* begin RECORDED INFORMATION *
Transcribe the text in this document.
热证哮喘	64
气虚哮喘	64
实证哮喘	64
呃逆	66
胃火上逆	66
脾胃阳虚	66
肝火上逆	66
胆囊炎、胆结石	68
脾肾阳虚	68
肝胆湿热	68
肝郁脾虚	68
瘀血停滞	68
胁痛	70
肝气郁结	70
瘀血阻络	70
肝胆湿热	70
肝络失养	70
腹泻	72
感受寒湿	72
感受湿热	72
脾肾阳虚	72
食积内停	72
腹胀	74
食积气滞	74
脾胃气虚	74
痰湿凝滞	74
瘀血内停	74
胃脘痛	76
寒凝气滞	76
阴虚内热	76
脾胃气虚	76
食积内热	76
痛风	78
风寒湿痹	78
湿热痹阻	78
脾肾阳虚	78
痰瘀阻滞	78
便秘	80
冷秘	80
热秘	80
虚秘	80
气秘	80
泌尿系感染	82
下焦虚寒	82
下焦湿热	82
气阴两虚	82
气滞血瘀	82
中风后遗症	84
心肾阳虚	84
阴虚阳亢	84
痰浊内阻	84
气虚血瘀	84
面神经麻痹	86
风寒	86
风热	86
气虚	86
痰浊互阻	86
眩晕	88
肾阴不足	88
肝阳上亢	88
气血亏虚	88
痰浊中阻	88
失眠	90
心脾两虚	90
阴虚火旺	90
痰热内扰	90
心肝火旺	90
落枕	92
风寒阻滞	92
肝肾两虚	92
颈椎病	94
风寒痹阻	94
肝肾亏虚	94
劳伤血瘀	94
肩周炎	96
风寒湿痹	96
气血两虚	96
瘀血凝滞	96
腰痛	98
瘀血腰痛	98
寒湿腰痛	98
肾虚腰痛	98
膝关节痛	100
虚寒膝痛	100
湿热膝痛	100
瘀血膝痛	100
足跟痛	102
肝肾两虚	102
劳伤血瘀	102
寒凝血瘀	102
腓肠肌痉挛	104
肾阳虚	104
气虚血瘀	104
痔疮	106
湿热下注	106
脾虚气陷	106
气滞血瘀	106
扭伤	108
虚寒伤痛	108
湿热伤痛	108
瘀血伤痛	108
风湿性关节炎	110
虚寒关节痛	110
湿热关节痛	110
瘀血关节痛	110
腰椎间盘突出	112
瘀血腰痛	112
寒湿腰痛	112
* end RECORDED INFORMATION *
BRIEF:
Output all of the data again. Match it exactly.

RESULT OF THE TASK:
Transcribe the text in this document.
热证哮喘	64
气虚哮喘	64
实证哮喘	64
呃逆	66
胃火上逆	66
脾胃阳虚	66
肝火上逆	66
胆囊炎、胆结石	68
脾肾阳虚	68
肝胆湿热	68
肝郁脾虚	68
瘀血停滞	68
胁痛	70
肝气郁结	70
瘀血阻络	70
肝胆湿热	70
肝络失养	70
腹泻	72
感受寒湿	72
感受湿热	72
脾肾阳虚	72
食积内停	72
腹胀	74
食积气滞	74
脾胃气虚	74
痰湿凝滞	74
瘀血内停	74
胃脘痛	76
寒凝气滞	76
阴虚内热	76
脾胃气虚	76
食积内热	76
痛风	78
风寒湿痹	78
湿热痹阻	78
脾肾阳虚	78
痰瘀阻滞	78
便秘	80
冷秘	80
热秘	80
虚秘	80
气秘	80
泌尿系感染	82
下焦虚寒	82
下焦湿热	82
气阴两虚	82
气滞血瘀	82
中风后遗症	84
心肾阳虚	84
阴虚阳亢	84
痰浊内阻	84
气虚血瘀	84
面神经麻痹	86
风寒	86
风热	86
气虚	86
痰浊互阻	86
眩晕	88
肾阴不足	88
肝阳上亢	88
气血亏虚	88
痰浊中阻	88
失眠	90
心脾两虚	90
阴虚火旺	90
痰热内扰	90
心肝火旺	90
落枕	92
风寒阻滞	92
肝肾两虚	92
颈椎病	94
风寒痹阻	94
肝肾亏虚	94
劳伤血瘀	94
肩周炎	96
风寒湿痹	96
气血两虚	96
瘀血凝滞	96
腰痛	98
瘀血腰痛	98
寒湿腰痛	98
肾虚腰痛	98
膝关节痛	100
虚寒膝痛	100
湿热膝痛	100
瘀血膝痛	100
足跟痛	102
肝肾两虚	102
劳伤血瘀	102
寒凝血瘀	102
腓肠肌痉挛	104
肾阳虚	104
气虚血瘀	104
痔疮	106
湿热下注	106
脾虚气陷	106
气滞血瘀	106
扭伤	108
虚寒伤痛	108
湿热伤痛	108
瘀血伤痛	108
风湿性关节炎	110
虚寒关节痛	110
湿热关节痛	110
瘀血关节痛	110
腰椎间盘突出	112
瘀血腰痛	112
寒湿腰痛	112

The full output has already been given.